■ **YOUR GOAL**
Set down all of the data that follows word for word, without the images.

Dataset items
____

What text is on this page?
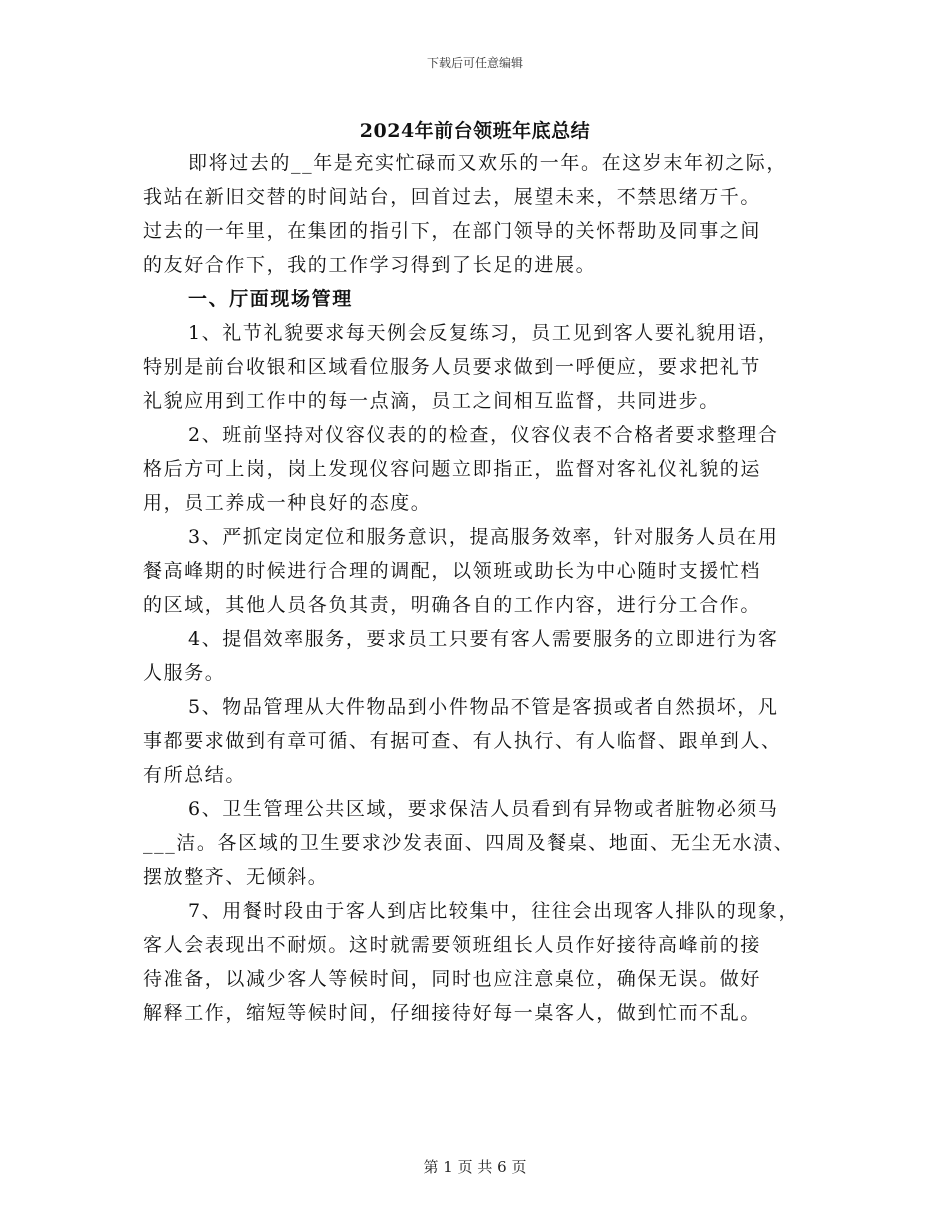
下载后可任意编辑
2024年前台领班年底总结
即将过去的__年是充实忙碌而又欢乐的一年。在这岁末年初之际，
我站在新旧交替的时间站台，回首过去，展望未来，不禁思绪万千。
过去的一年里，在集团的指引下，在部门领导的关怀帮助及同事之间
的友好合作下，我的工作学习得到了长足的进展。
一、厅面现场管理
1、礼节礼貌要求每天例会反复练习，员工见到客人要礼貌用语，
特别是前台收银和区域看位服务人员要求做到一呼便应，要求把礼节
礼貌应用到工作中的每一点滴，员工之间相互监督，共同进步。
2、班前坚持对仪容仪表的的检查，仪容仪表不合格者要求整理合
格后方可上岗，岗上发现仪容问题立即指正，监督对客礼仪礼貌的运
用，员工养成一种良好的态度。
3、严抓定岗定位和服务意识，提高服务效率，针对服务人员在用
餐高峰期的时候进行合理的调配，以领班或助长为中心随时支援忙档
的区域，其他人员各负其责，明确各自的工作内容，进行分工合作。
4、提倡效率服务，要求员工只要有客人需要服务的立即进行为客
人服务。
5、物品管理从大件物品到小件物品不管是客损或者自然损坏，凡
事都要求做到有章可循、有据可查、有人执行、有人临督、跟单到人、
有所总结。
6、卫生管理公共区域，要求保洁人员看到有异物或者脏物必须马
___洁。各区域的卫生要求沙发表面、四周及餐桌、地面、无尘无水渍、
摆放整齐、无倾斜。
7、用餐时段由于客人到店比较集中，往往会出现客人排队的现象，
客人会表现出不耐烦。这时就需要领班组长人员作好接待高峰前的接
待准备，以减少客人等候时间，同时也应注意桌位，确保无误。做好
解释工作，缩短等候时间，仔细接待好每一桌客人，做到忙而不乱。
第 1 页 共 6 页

____

■ **SOLUTION BELOW**
What text is on this page?
下载后可任意编辑
2024年前台领班年底总结
即将过去的__年是充实忙碌而又欢乐的一年。在这岁末年初之际，
我站在新旧交替的时间站台，回首过去，展望未来，不禁思绪万千。
过去的一年里，在集团的指引下，在部门领导的关怀帮助及同事之间
的友好合作下，我的工作学习得到了长足的进展。
一、厅面现场管理
1、礼节礼貌要求每天例会反复练习，员工见到客人要礼貌用语，
特别是前台收银和区域看位服务人员要求做到一呼便应，要求把礼节
礼貌应用到工作中的每一点滴，员工之间相互监督，共同进步。
2、班前坚持对仪容仪表的的检查，仪容仪表不合格者要求整理合
格后方可上岗，岗上发现仪容问题立即指正，监督对客礼仪礼貌的运
用，员工养成一种良好的态度。
3、严抓定岗定位和服务意识，提高服务效率，针对服务人员在用
餐高峰期的时候进行合理的调配，以领班或助长为中心随时支援忙档
的区域，其他人员各负其责，明确各自的工作内容，进行分工合作。
4、提倡效率服务，要求员工只要有客人需要服务的立即进行为客
人服务。
5、物品管理从大件物品到小件物品不管是客损或者自然损坏，凡
事都要求做到有章可循、有据可查、有人执行、有人临督、跟单到人、
有所总结。
6、卫生管理公共区域，要求保洁人员看到有异物或者脏物必须马
___洁。各区域的卫生要求沙发表面、四周及餐桌、地面、无尘无水渍、
摆放整齐、无倾斜。
7、用餐时段由于客人到店比较集中，往往会出现客人排队的现象，
客人会表现出不耐烦。这时就需要领班组长人员作好接待高峰前的接
待准备，以减少客人等候时间，同时也应注意桌位，确保无误。做好
解释工作，缩短等候时间，仔细接待好每一桌客人，做到忙而不乱。
第 1 页 共 6 页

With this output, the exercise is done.